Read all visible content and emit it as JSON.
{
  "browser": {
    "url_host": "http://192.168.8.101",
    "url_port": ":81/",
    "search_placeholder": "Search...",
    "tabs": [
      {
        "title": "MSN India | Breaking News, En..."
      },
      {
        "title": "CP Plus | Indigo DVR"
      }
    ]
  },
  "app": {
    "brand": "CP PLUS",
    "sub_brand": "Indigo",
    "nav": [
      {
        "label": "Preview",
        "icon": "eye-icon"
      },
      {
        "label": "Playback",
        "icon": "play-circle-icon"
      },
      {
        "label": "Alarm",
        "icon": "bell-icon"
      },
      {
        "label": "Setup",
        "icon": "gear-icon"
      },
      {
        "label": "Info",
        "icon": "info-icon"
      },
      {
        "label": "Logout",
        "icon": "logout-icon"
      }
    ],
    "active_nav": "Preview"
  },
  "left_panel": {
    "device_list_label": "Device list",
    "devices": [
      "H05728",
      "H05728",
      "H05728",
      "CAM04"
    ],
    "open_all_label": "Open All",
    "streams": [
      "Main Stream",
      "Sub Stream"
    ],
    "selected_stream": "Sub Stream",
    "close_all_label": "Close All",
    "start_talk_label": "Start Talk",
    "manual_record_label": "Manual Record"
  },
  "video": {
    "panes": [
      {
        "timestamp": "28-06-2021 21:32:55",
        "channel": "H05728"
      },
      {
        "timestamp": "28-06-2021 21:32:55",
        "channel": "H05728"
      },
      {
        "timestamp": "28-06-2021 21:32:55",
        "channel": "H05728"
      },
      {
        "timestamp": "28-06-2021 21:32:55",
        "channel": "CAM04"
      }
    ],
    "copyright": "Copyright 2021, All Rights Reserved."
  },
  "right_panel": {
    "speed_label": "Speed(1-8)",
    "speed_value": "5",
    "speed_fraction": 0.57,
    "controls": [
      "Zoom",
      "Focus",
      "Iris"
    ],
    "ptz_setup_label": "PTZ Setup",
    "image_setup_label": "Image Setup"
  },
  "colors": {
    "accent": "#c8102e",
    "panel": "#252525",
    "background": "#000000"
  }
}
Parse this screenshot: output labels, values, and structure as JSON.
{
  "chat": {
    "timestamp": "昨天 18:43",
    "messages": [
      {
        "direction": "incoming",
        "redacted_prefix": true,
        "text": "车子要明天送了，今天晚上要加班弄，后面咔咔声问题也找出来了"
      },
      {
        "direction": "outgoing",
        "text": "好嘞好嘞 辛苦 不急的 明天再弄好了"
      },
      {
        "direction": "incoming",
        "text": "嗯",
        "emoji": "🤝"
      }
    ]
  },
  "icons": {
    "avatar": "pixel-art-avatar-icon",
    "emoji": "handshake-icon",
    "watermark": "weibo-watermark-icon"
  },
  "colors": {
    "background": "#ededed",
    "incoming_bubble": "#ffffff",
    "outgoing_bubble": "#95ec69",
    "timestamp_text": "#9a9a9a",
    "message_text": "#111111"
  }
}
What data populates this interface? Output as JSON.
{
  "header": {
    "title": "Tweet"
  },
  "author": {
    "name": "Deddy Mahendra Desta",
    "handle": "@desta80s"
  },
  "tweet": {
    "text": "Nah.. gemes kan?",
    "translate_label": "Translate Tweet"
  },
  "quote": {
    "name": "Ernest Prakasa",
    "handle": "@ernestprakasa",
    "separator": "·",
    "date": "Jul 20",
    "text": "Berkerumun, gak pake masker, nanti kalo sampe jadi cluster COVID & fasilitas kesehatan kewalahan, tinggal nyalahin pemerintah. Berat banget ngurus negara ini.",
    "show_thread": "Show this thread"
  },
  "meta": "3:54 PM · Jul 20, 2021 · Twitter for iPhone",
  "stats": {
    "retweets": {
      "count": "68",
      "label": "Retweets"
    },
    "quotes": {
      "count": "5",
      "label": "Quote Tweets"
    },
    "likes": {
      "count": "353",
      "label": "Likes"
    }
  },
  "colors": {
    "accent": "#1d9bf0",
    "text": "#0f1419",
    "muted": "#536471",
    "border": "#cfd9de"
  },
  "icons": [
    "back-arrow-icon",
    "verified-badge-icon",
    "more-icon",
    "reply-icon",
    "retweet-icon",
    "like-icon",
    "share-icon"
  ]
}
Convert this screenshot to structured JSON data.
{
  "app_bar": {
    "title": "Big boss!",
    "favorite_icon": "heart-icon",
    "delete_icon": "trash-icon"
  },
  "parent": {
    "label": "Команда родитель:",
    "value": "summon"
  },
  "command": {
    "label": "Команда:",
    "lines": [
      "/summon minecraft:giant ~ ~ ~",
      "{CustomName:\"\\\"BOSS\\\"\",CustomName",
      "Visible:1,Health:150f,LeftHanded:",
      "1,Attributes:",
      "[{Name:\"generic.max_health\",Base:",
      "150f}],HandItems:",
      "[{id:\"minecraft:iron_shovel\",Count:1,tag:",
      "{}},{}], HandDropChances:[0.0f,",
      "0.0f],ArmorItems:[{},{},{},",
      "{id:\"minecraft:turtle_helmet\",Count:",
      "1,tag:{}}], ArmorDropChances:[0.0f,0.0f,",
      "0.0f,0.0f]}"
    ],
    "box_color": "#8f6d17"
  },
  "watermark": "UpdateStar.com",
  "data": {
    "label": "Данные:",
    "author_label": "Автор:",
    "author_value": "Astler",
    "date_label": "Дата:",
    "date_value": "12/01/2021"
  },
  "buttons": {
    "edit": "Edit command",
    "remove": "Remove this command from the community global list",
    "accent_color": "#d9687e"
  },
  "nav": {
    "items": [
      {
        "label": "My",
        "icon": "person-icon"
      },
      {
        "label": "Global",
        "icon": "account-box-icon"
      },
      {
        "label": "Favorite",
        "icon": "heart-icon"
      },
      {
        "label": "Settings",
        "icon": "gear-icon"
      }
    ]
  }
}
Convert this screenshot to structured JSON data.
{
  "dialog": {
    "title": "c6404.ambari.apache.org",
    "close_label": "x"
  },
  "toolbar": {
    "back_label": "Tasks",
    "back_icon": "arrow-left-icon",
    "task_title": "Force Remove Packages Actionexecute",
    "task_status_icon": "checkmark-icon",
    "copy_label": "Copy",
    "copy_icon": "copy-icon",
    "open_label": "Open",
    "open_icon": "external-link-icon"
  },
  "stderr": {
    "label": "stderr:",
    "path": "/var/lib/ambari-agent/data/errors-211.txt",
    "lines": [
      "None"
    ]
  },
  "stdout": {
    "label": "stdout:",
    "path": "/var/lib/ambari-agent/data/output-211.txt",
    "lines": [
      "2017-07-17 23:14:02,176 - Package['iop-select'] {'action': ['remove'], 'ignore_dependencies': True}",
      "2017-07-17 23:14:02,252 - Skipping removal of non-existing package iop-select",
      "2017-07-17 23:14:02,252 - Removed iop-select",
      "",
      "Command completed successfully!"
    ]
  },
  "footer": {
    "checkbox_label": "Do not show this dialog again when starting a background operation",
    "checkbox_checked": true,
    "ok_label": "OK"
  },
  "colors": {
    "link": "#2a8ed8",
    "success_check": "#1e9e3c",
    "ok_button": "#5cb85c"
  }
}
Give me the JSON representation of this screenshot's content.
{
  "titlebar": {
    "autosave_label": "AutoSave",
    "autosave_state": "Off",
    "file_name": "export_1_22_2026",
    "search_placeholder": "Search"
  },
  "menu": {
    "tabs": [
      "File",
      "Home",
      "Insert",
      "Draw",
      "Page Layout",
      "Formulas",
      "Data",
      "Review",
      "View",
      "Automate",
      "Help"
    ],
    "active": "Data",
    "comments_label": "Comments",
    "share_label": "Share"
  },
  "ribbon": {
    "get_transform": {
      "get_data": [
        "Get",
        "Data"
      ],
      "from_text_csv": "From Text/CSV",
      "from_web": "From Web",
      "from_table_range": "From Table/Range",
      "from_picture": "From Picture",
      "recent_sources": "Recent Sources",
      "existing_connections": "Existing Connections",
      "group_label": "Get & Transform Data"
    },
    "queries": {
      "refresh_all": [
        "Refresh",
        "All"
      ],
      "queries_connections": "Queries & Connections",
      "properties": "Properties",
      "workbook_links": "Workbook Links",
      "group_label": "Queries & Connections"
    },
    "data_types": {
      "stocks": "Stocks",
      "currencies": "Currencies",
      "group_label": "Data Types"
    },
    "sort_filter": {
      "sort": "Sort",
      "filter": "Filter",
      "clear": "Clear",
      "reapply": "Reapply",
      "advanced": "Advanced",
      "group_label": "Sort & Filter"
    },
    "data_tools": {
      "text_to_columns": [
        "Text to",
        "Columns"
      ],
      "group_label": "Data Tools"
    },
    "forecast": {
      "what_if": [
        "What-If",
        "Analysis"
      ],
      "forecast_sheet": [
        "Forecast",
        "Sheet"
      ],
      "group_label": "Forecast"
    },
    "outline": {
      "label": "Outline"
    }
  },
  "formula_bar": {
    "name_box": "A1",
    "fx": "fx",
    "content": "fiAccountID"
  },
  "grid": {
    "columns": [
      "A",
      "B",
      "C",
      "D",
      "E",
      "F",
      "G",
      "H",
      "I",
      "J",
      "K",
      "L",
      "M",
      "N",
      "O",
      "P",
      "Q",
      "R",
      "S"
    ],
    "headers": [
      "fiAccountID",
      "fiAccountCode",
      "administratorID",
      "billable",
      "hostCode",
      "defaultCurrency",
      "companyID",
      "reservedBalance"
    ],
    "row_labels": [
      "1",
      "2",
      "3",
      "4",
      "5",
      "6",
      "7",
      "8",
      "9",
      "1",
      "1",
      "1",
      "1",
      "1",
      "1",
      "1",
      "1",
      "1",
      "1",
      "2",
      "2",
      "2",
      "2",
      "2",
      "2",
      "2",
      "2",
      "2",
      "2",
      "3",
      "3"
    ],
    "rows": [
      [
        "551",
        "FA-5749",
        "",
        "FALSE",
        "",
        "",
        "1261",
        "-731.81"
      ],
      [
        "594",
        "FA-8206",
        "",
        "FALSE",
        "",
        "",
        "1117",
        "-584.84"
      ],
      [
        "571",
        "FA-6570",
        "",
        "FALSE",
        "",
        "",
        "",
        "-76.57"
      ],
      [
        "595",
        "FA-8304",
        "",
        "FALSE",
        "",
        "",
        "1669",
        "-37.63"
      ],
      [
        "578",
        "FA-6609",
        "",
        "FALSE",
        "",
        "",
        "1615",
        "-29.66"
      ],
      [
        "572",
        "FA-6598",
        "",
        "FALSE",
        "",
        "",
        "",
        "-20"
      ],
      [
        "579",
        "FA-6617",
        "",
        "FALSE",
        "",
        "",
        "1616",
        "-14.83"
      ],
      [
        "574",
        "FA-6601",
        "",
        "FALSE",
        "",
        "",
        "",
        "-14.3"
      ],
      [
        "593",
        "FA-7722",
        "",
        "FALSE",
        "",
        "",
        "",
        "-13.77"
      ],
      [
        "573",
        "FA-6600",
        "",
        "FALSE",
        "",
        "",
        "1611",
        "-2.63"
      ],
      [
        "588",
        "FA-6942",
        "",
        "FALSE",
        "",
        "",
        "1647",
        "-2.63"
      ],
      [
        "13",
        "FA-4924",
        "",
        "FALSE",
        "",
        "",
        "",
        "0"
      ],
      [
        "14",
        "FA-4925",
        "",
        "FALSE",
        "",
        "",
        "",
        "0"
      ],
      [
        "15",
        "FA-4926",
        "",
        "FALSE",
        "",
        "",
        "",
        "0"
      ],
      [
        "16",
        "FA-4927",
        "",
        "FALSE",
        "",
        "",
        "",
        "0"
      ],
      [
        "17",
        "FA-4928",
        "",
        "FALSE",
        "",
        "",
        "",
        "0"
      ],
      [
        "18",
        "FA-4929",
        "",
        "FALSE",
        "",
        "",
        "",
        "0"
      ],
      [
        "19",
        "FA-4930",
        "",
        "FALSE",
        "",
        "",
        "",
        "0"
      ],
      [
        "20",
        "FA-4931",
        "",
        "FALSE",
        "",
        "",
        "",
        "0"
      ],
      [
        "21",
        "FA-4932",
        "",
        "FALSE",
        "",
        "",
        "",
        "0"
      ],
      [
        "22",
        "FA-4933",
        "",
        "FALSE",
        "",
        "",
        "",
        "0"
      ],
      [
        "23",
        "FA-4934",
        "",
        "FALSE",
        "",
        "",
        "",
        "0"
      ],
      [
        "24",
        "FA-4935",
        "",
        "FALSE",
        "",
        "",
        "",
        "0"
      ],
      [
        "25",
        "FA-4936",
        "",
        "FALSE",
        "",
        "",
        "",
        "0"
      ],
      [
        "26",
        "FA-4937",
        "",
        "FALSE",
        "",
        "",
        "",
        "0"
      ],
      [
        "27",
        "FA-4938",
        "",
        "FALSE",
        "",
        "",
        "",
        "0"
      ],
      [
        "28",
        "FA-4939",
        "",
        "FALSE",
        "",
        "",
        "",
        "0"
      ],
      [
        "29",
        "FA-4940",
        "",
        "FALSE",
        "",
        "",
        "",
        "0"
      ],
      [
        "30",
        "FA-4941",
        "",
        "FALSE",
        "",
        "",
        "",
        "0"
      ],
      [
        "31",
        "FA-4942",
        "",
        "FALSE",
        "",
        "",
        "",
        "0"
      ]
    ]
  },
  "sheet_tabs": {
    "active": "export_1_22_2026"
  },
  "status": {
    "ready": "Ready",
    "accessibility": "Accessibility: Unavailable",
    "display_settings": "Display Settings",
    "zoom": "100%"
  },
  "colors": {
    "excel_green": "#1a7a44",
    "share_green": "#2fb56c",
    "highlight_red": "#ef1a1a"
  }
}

■ INSTRUCTION ■
Copy in full each line that holds the word "Indigo".

■ SOLUTION FOR THIS PROBLEM ■
        "title": "CP Plus | Indigo DVR"
    "sub_brand": "Indigo",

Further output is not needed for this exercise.